Exercise brief: Exactly repeat the full listing that follows.

Dataset excerpts:
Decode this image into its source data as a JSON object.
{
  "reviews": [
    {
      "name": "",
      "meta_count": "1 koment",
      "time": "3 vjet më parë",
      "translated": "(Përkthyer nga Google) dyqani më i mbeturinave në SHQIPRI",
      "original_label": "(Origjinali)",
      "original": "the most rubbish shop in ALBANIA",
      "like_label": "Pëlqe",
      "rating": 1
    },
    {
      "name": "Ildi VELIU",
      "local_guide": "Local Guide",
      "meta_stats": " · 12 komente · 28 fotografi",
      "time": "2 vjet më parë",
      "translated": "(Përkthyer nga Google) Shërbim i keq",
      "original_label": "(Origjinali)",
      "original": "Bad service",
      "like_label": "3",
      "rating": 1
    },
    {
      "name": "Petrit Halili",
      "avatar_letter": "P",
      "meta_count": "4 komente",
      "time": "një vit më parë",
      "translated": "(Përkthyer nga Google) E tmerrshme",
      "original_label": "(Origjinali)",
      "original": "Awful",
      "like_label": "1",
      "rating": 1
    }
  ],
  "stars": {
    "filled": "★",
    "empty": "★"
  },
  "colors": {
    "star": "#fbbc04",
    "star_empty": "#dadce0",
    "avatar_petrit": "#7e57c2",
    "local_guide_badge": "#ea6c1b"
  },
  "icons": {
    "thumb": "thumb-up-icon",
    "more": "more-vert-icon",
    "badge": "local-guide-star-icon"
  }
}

Written reply:
Decode this image into its source data as a JSON object.
{
  "reviews": [
    {
      "name": "",
      "meta_count": "1 koment",
      "time": "3 vjet më parë",
      "translated": "(Përkthyer nga Google) dyqani më i mbeturinave në SHQIPRI",
      "original_label": "(Origjinali)",
      "original": "the most rubbish shop in ALBANIA",
      "like_label": "Pëlqe",
      "rating": 1
    },
    {
      "name": "Ildi VELIU",
      "local_guide": "Local Guide",
      "meta_stats": " · 12 komente · 28 fotografi",
      "time": "2 vjet më parë",
      "translated": "(Përkthyer nga Google) Shërbim i keq",
      "original_label": "(Origjinali)",
      "original": "Bad service",
      "like_label": "3",
      "rating": 1
    },
    {
      "name": "Petrit Halili",
      "avatar_letter": "P",
      "meta_count": "4 komente",
      "time": "një vit më parë",
      "translated": "(Përkthyer nga Google) E tmerrshme",
      "original_label": "(Origjinali)",
      "original": "Awful",
      "like_label": "1",
      "rating": 1
    }
  ],
  "stars": {
    "filled": "★",
    "empty": "★"
  },
  "colors": {
    "star": "#fbbc04",
    "star_empty": "#dadce0",
    "avatar_petrit": "#7e57c2",
    "local_guide_badge": "#ea6c1b"
  },
  "icons": {
    "thumb": "thumb-up-icon",
    "more": "more-vert-icon",
    "badge": "local-guide-star-icon"
  }
}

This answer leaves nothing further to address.